→ Written instruction: For the records below, give the count of lines holding the word "учет" and nothing more.
........
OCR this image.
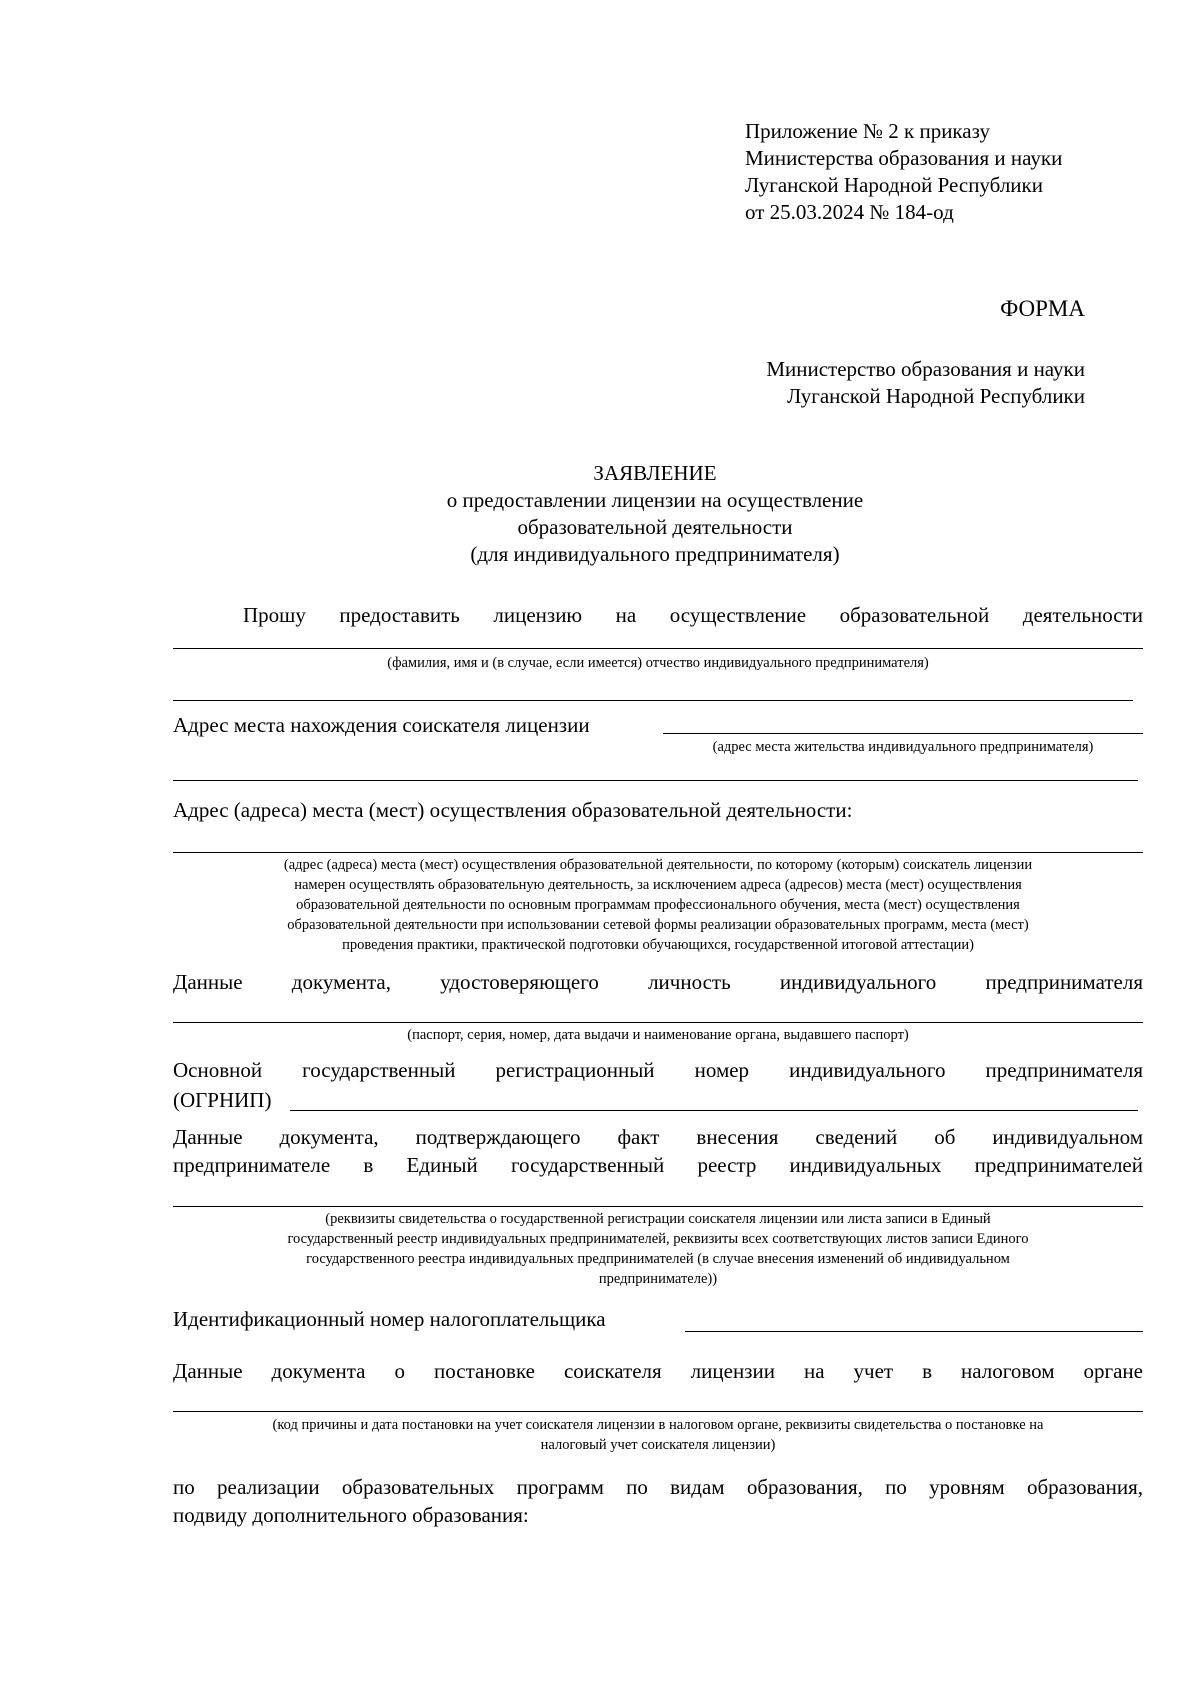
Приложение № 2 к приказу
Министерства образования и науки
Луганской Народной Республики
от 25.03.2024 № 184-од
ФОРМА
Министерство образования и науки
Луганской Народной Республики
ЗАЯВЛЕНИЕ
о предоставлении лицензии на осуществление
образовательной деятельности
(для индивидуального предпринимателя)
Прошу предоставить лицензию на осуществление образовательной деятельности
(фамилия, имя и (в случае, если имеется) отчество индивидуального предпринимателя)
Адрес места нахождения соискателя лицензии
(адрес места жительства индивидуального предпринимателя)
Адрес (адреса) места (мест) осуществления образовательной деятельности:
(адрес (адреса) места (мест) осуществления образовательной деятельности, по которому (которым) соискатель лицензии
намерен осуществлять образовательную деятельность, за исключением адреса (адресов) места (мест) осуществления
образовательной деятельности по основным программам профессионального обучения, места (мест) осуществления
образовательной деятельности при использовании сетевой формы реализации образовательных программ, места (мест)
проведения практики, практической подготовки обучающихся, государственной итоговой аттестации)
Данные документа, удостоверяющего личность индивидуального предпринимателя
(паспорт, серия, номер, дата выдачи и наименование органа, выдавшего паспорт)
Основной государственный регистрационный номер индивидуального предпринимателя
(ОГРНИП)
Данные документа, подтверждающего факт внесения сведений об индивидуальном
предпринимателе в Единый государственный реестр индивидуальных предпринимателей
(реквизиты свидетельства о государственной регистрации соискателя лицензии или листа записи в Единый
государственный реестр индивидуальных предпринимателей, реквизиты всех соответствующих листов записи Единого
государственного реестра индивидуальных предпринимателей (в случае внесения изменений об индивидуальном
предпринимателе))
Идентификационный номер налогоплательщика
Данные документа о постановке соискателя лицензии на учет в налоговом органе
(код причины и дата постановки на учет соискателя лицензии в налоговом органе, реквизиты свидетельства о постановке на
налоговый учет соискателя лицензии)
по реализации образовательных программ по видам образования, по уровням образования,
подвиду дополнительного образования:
........
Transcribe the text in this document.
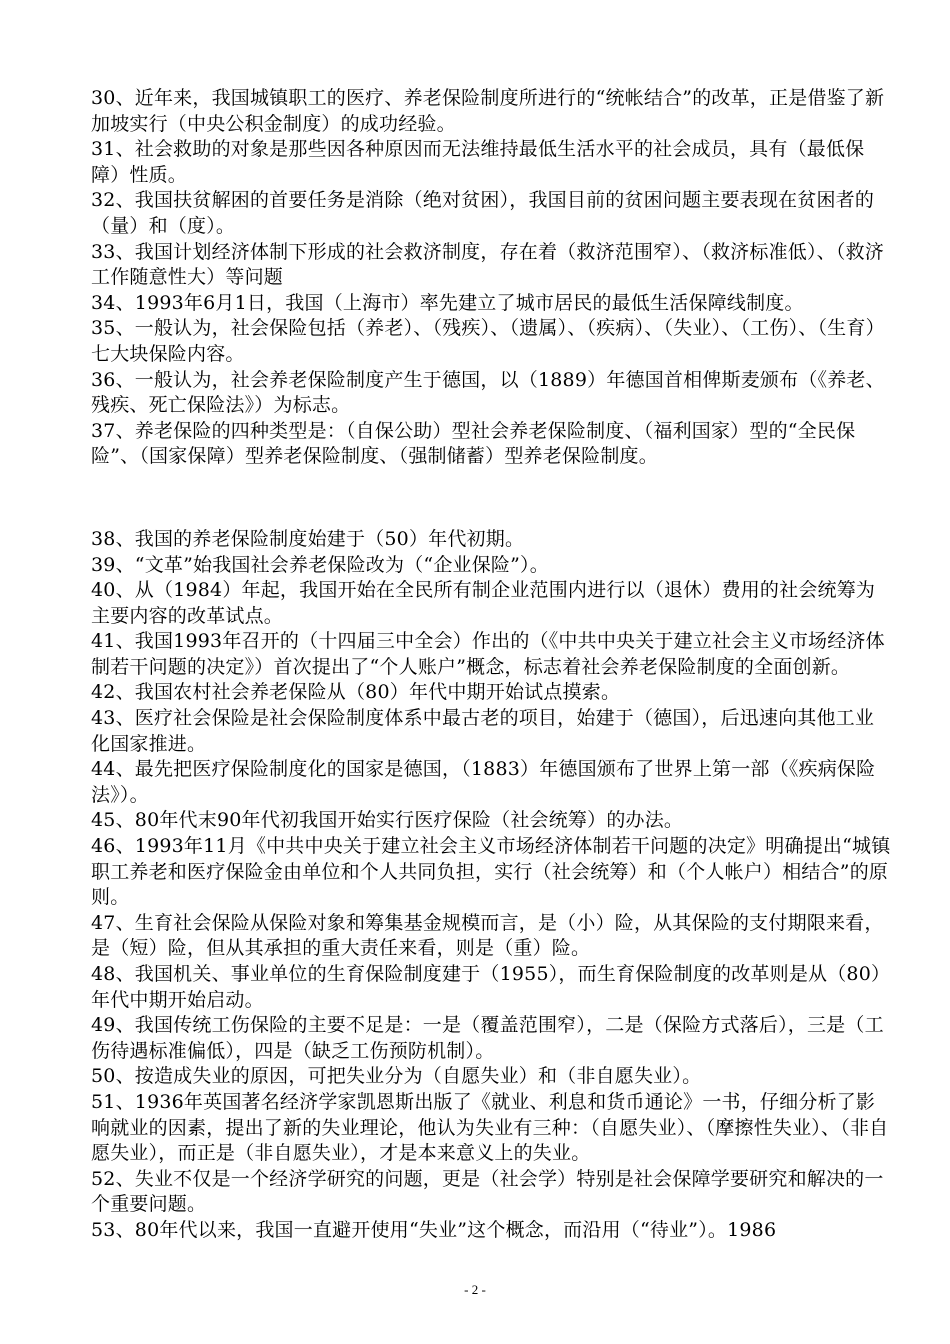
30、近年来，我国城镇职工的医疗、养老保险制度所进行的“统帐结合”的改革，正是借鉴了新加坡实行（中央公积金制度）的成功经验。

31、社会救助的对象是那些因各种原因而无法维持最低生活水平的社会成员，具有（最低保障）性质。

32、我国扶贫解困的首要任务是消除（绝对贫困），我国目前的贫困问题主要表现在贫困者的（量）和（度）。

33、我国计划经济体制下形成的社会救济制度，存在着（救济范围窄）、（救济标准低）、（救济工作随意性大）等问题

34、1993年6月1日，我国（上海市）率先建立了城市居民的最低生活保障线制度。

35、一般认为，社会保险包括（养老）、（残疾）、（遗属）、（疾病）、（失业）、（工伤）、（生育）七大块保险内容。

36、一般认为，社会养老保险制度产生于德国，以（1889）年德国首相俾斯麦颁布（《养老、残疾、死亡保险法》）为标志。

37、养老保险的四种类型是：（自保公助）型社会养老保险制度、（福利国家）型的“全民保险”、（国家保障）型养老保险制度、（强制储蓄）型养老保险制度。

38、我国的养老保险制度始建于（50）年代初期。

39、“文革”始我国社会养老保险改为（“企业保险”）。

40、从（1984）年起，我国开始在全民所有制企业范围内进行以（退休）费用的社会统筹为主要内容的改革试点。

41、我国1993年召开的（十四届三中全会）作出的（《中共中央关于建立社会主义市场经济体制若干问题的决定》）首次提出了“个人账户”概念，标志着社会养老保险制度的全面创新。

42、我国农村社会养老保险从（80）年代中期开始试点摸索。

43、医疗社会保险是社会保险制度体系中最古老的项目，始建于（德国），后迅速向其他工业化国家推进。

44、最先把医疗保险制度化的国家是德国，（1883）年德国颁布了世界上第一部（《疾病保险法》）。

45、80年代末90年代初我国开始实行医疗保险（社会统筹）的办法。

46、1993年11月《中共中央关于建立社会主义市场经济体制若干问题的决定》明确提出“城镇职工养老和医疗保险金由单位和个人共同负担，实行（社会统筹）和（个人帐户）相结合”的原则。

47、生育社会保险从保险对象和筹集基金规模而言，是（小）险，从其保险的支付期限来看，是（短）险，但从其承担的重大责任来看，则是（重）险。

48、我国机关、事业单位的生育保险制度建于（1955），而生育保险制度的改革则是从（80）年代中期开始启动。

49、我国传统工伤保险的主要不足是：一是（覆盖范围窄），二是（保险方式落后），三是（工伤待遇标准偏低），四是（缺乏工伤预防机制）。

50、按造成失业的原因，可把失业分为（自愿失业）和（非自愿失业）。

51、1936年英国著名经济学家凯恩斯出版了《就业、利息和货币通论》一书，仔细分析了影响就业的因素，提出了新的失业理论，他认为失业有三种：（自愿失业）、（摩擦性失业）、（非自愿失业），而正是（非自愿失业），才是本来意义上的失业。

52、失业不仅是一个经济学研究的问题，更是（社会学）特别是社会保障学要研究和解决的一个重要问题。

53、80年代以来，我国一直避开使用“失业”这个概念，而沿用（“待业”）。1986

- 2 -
........
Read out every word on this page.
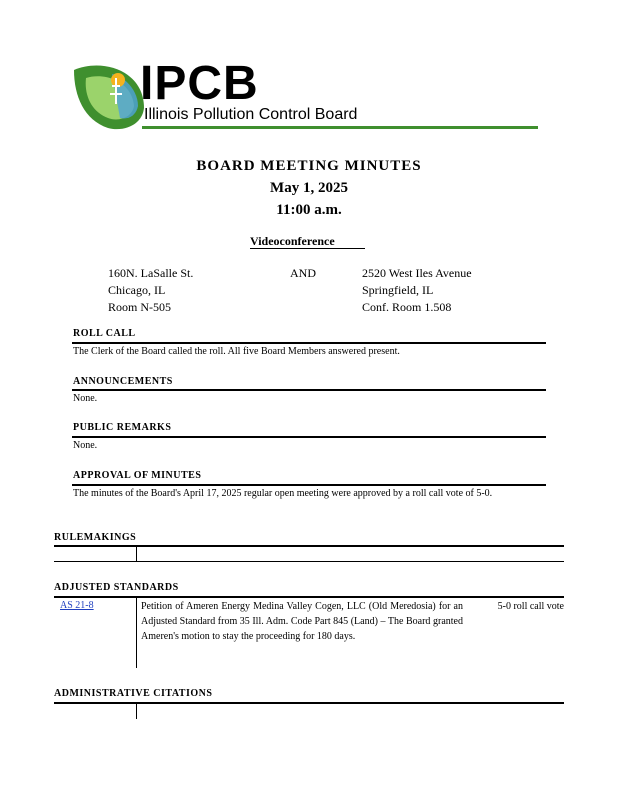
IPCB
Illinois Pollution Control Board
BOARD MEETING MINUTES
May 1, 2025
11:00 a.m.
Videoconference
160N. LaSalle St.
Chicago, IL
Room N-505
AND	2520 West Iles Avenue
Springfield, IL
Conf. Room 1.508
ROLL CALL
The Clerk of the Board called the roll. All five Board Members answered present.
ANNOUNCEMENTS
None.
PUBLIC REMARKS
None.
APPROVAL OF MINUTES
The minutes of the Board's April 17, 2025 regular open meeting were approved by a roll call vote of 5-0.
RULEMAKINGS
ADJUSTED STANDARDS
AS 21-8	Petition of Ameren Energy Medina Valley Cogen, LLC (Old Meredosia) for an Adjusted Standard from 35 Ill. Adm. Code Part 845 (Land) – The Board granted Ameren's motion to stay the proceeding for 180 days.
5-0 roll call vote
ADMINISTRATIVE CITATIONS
........
→ Exercise solution: 3